** Data provided **

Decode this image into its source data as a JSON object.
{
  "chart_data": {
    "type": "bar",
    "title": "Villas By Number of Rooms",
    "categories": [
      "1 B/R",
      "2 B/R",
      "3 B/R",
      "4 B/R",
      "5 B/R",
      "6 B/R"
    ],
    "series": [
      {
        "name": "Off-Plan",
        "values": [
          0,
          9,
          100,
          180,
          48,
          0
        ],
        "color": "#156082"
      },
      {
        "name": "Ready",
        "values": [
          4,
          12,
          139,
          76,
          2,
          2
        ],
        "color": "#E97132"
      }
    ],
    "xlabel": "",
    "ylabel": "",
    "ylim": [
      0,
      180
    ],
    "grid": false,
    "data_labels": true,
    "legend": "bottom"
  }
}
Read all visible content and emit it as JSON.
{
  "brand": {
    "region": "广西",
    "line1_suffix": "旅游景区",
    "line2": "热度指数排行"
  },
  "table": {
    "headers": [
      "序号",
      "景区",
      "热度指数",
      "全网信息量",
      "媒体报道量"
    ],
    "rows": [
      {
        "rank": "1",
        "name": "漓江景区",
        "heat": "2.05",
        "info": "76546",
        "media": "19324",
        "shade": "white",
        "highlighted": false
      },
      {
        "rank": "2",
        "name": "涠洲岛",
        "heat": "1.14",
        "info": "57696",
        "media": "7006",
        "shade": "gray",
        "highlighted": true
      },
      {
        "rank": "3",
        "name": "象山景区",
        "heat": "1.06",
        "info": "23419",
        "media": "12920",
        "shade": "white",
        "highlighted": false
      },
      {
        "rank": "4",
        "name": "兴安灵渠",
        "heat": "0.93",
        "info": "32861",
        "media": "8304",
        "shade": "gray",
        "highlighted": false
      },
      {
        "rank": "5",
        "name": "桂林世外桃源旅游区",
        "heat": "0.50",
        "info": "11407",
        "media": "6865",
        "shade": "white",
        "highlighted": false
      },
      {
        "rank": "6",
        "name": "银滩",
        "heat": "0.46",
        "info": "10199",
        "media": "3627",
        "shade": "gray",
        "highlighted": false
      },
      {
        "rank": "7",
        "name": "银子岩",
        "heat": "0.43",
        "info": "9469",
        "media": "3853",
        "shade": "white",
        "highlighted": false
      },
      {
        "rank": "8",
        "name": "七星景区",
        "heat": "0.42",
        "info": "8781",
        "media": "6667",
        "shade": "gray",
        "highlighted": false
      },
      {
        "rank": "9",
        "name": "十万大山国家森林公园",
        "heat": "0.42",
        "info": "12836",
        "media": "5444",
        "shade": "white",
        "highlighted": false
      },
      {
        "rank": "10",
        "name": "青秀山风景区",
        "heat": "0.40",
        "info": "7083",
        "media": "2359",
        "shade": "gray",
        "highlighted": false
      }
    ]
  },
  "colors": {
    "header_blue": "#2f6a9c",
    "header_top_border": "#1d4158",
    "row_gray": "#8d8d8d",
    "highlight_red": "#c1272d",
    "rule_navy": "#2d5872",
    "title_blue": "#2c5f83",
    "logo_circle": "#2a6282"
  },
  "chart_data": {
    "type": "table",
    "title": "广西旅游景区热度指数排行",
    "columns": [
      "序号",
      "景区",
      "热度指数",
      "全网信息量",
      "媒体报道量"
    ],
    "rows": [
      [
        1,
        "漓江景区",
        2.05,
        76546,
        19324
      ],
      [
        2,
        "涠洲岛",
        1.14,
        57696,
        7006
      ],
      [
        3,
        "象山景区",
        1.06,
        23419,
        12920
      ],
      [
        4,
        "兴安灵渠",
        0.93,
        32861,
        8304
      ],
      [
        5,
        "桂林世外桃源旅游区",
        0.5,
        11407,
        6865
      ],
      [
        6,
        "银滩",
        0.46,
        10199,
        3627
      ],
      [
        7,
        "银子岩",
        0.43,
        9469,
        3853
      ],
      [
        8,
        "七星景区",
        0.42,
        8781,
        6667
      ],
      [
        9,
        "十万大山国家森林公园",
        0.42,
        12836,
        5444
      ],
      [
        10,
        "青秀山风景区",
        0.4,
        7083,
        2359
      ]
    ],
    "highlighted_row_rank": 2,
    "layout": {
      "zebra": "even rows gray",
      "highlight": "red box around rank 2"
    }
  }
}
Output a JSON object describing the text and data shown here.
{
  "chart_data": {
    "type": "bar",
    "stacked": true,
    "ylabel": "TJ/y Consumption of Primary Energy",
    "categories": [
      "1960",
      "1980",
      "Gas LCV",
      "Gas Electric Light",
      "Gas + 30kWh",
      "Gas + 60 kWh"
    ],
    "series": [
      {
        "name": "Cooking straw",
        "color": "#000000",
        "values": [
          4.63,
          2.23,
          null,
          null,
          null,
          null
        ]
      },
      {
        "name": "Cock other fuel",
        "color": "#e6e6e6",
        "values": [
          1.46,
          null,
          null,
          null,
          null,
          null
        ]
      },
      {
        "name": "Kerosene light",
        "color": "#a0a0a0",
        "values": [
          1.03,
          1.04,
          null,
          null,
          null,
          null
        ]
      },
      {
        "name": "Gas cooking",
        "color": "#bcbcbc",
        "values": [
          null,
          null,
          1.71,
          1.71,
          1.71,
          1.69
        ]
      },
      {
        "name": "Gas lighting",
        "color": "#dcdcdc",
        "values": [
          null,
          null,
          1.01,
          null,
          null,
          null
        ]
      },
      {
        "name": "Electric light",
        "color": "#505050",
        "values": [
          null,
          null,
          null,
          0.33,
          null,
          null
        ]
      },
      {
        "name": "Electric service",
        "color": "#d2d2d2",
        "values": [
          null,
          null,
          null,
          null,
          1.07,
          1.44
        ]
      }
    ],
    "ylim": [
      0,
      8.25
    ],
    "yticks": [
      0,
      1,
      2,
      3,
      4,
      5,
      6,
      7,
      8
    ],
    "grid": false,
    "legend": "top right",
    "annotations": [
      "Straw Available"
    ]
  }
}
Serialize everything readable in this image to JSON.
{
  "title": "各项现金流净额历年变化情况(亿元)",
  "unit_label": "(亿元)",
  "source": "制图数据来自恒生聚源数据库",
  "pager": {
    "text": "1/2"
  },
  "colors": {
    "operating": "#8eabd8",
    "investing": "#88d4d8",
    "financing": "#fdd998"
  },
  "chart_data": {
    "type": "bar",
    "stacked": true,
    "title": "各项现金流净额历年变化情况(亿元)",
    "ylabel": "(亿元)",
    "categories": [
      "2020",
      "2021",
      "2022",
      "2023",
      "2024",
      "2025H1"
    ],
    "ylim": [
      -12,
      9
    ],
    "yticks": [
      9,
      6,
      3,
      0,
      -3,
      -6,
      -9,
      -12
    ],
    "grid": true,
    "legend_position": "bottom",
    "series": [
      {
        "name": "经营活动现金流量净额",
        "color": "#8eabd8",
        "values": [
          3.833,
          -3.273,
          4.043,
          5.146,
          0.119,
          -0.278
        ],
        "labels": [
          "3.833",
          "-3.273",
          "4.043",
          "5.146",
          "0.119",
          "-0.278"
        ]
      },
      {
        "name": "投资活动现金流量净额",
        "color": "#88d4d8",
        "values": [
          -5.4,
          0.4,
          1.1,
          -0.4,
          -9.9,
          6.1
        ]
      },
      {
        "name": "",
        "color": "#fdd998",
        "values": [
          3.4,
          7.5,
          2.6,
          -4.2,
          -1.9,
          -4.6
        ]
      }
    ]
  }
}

** Exercise directions **
Restate the data above word for word.

** Task result **
Decode this image into its source data as a JSON object.
{
  "chart_data": {
    "type": "bar",
    "title": "Villas By Number of Rooms",
    "categories": [
      "1 B/R",
      "2 B/R",
      "3 B/R",
      "4 B/R",
      "5 B/R",
      "6 B/R"
    ],
    "series": [
      {
        "name": "Off-Plan",
        "values": [
          0,
          9,
          100,
          180,
          48,
          0
        ],
        "color": "#156082"
      },
      {
        "name": "Ready",
        "values": [
          4,
          12,
          139,
          76,
          2,
          2
        ],
        "color": "#E97132"
      }
    ],
    "xlabel": "",
    "ylabel": "",
    "ylim": [
      0,
      180
    ],
    "grid": false,
    "data_labels": true,
    "legend": "bottom"
  }
}
Read all visible content and emit it as JSON.
{
  "brand": {
    "region": "广西",
    "line1_suffix": "旅游景区",
    "line2": "热度指数排行"
  },
  "table": {
    "headers": [
      "序号",
      "景区",
      "热度指数",
      "全网信息量",
      "媒体报道量"
    ],
    "rows": [
      {
        "rank": "1",
        "name": "漓江景区",
        "heat": "2.05",
        "info": "76546",
        "media": "19324",
        "shade": "white",
        "highlighted": false
      },
      {
        "rank": "2",
        "name": "涠洲岛",
        "heat": "1.14",
        "info": "57696",
        "media": "7006",
        "shade": "gray",
        "highlighted": true
      },
      {
        "rank": "3",
        "name": "象山景区",
        "heat": "1.06",
        "info": "23419",
        "media": "12920",
        "shade": "white",
        "highlighted": false
      },
      {
        "rank": "4",
        "name": "兴安灵渠",
        "heat": "0.93",
        "info": "32861",
        "media": "8304",
        "shade": "gray",
        "highlighted": false
      },
      {
        "rank": "5",
        "name": "桂林世外桃源旅游区",
        "heat": "0.50",
        "info": "11407",
        "media": "6865",
        "shade": "white",
        "highlighted": false
      },
      {
        "rank": "6",
        "name": "银滩",
        "heat": "0.46",
        "info": "10199",
        "media": "3627",
        "shade": "gray",
        "highlighted": false
      },
      {
        "rank": "7",
        "name": "银子岩",
        "heat": "0.43",
        "info": "9469",
        "media": "3853",
        "shade": "white",
        "highlighted": false
      },
      {
        "rank": "8",
        "name": "七星景区",
        "heat": "0.42",
        "info": "8781",
        "media": "6667",
        "shade": "gray",
        "highlighted": false
      },
      {
        "rank": "9",
        "name": "十万大山国家森林公园",
        "heat": "0.42",
        "info": "12836",
        "media": "5444",
        "shade": "white",
        "highlighted": false
      },
      {
        "rank": "10",
        "name": "青秀山风景区",
        "heat": "0.40",
        "info": "7083",
        "media": "2359",
        "shade": "gray",
        "highlighted": false
      }
    ]
  },
  "colors": {
    "header_blue": "#2f6a9c",
    "header_top_border": "#1d4158",
    "row_gray": "#8d8d8d",
    "highlight_red": "#c1272d",
    "rule_navy": "#2d5872",
    "title_blue": "#2c5f83",
    "logo_circle": "#2a6282"
  },
  "chart_data": {
    "type": "table",
    "title": "广西旅游景区热度指数排行",
    "columns": [
      "序号",
      "景区",
      "热度指数",
      "全网信息量",
      "媒体报道量"
    ],
    "rows": [
      [
        1,
        "漓江景区",
        2.05,
        76546,
        19324
      ],
      [
        2,
        "涠洲岛",
        1.14,
        57696,
        7006
      ],
      [
        3,
        "象山景区",
        1.06,
        23419,
        12920
      ],
      [
        4,
        "兴安灵渠",
        0.93,
        32861,
        8304
      ],
      [
        5,
        "桂林世外桃源旅游区",
        0.5,
        11407,
        6865
      ],
      [
        6,
        "银滩",
        0.46,
        10199,
        3627
      ],
      [
        7,
        "银子岩",
        0.43,
        9469,
        3853
      ],
      [
        8,
        "七星景区",
        0.42,
        8781,
        6667
      ],
      [
        9,
        "十万大山国家森林公园",
        0.42,
        12836,
        5444
      ],
      [
        10,
        "青秀山风景区",
        0.4,
        7083,
        2359
      ]
    ],
    "highlighted_row_rank": 2,
    "layout": {
      "zebra": "even rows gray",
      "highlight": "red box around rank 2"
    }
  }
}
Output a JSON object describing the text and data shown here.
{
  "chart_data": {
    "type": "bar",
    "stacked": true,
    "ylabel": "TJ/y Consumption of Primary Energy",
    "categories": [
      "1960",
      "1980",
      "Gas LCV",
      "Gas Electric Light",
      "Gas + 30kWh",
      "Gas + 60 kWh"
    ],
    "series": [
      {
        "name": "Cooking straw",
        "color": "#000000",
        "values": [
          4.63,
          2.23,
          null,
          null,
          null,
          null
        ]
      },
      {
        "name": "Cock other fuel",
        "color": "#e6e6e6",
        "values": [
          1.46,
          null,
          null,
          null,
          null,
          null
        ]
      },
      {
        "name": "Kerosene light",
        "color": "#a0a0a0",
        "values": [
          1.03,
          1.04,
          null,
          null,
          null,
          null
        ]
      },
      {
        "name": "Gas cooking",
        "color": "#bcbcbc",
        "values": [
          null,
          null,
          1.71,
          1.71,
          1.71,
          1.69
        ]
      },
      {
        "name": "Gas lighting",
        "color": "#dcdcdc",
        "values": [
          null,
          null,
          1.01,
          null,
          null,
          null
        ]
      },
      {
        "name": "Electric light",
        "color": "#505050",
        "values": [
          null,
          null,
          null,
          0.33,
          null,
          null
        ]
      },
      {
        "name": "Electric service",
        "color": "#d2d2d2",
        "values": [
          null,
          null,
          null,
          null,
          1.07,
          1.44
        ]
      }
    ],
    "ylim": [
      0,
      8.25
    ],
    "yticks": [
      0,
      1,
      2,
      3,
      4,
      5,
      6,
      7,
      8
    ],
    "grid": false,
    "legend": "top right",
    "annotations": [
      "Straw Available"
    ]
  }
}
Serialize everything readable in this image to JSON.
{
  "title": "各项现金流净额历年变化情况(亿元)",
  "unit_label": "(亿元)",
  "source": "制图数据来自恒生聚源数据库",
  "pager": {
    "text": "1/2"
  },
  "colors": {
    "operating": "#8eabd8",
    "investing": "#88d4d8",
    "financing": "#fdd998"
  },
  "chart_data": {
    "type": "bar",
    "stacked": true,
    "title": "各项现金流净额历年变化情况(亿元)",
    "ylabel": "(亿元)",
    "categories": [
      "2020",
      "2021",
      "2022",
      "2023",
      "2024",
      "2025H1"
    ],
    "ylim": [
      -12,
      9
    ],
    "yticks": [
      9,
      6,
      3,
      0,
      -3,
      -6,
      -9,
      -12
    ],
    "grid": true,
    "legend_position": "bottom",
    "series": [
      {
        "name": "经营活动现金流量净额",
        "color": "#8eabd8",
        "values": [
          3.833,
          -3.273,
          4.043,
          5.146,
          0.119,
          -0.278
        ],
        "labels": [
          "3.833",
          "-3.273",
          "4.043",
          "5.146",
          "0.119",
          "-0.278"
        ]
      },
      {
        "name": "投资活动现金流量净额",
        "color": "#88d4d8",
        "values": [
          -5.4,
          0.4,
          1.1,
          -0.4,
          -9.9,
          6.1
        ]
      },
      {
        "name": "",
        "color": "#fdd998",
        "values": [
          3.4,
          7.5,
          2.6,
          -4.2,
          -1.9,
          -4.6
        ]
      }
    ]
  }
}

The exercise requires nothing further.